▶ [Task prompt]: Check each line of the records below for the string "реконструкция", then state how many lines contain it, with no other output.

- - -

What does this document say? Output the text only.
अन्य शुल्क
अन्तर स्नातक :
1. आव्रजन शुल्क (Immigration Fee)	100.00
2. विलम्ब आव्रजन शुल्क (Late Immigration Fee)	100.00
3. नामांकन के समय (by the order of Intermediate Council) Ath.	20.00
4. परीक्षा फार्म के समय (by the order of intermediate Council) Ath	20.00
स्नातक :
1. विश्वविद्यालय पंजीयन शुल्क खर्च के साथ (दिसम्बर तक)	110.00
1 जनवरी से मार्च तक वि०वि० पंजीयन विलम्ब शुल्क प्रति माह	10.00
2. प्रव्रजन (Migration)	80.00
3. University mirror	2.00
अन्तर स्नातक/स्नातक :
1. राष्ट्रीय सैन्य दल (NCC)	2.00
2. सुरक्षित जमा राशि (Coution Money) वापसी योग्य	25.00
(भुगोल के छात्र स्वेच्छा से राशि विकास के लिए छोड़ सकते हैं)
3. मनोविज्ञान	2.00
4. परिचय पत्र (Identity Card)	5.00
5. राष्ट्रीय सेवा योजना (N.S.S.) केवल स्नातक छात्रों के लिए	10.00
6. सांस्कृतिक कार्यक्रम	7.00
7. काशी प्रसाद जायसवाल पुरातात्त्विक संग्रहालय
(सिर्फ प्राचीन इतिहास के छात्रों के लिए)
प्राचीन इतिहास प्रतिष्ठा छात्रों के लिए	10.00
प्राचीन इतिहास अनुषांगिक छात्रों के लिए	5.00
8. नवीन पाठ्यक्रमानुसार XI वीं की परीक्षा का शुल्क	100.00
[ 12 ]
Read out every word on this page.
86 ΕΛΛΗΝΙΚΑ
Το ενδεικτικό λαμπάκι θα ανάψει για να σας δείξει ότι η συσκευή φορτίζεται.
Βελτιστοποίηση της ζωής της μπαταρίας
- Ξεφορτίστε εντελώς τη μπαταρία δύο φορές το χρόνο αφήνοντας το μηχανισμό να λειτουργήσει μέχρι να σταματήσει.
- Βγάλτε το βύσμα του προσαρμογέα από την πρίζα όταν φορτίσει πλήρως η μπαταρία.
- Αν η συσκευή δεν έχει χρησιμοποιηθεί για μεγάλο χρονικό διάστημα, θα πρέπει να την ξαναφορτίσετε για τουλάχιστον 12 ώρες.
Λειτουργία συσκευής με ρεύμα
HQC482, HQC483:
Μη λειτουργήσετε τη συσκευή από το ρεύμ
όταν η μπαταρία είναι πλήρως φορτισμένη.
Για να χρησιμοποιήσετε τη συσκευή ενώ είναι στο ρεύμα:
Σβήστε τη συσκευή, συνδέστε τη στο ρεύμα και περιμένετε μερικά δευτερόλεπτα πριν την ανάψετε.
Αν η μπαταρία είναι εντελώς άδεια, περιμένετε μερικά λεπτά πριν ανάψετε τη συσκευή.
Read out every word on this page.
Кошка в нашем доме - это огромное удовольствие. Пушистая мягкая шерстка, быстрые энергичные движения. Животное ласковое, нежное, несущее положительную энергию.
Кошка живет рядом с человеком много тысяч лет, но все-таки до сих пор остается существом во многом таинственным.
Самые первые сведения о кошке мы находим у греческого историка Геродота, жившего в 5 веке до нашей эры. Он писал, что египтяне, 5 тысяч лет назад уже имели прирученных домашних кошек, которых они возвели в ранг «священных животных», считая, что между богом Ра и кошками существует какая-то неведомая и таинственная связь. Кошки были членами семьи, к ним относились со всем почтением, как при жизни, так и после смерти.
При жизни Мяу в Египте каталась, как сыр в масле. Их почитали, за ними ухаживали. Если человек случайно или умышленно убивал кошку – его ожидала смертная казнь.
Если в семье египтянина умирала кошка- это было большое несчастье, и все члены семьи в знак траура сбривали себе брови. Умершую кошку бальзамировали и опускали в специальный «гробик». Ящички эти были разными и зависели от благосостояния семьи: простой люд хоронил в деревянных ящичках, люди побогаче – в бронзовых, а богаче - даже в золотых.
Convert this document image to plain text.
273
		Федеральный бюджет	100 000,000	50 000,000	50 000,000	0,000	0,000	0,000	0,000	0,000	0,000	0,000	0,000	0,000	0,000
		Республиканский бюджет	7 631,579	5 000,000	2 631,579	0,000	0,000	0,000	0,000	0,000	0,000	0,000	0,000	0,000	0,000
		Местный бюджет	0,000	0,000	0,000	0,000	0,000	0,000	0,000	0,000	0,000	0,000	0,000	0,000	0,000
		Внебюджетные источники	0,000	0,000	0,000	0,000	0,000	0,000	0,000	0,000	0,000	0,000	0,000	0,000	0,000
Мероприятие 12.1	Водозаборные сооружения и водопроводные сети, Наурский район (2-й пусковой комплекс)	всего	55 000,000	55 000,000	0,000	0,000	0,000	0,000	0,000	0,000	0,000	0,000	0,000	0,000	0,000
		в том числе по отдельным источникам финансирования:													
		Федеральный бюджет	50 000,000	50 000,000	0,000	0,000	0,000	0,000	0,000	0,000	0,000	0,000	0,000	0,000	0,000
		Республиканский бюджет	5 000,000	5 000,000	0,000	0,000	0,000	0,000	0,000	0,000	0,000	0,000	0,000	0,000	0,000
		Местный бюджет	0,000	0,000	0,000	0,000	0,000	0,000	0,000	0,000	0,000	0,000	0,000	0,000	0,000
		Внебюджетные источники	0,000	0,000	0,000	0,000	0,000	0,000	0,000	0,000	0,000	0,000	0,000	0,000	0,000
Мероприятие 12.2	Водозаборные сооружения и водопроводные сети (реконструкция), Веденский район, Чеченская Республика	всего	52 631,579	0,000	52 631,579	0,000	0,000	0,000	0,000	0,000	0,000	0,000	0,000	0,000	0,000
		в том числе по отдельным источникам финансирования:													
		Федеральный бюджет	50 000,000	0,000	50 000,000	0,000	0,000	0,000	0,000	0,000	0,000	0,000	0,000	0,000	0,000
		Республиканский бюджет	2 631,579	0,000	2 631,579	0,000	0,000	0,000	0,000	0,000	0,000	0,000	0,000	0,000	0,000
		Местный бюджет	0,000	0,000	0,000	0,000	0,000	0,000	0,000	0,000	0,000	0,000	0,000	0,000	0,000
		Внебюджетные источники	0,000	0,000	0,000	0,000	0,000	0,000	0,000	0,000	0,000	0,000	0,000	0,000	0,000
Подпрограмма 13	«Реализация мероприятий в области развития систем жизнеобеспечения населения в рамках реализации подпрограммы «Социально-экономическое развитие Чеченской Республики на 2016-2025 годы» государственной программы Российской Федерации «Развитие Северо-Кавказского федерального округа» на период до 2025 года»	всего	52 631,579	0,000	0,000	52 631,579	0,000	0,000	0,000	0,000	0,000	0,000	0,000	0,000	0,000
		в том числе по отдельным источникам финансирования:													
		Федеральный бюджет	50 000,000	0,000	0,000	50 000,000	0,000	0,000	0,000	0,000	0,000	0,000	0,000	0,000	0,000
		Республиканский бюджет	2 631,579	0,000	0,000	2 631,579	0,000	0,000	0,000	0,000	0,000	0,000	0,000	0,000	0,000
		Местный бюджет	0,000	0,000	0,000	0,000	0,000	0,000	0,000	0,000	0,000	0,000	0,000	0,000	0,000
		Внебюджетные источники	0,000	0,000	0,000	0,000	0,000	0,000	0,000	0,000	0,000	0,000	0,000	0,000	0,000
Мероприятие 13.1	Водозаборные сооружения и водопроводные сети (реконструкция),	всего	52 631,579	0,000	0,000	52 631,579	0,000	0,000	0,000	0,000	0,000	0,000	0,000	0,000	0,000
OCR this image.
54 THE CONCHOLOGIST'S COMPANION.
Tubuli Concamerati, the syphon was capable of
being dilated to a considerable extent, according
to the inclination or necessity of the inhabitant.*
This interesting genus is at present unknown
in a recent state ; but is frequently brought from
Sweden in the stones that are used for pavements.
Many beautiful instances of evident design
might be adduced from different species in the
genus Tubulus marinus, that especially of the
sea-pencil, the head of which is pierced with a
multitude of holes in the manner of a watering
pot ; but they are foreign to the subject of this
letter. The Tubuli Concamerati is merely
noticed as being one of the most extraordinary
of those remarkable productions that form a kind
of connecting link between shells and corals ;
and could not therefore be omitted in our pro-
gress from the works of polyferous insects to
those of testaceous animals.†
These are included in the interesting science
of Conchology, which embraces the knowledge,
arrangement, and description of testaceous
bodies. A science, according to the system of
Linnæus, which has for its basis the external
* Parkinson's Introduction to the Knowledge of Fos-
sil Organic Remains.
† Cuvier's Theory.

- - -

▶ [Exercise solution]: 2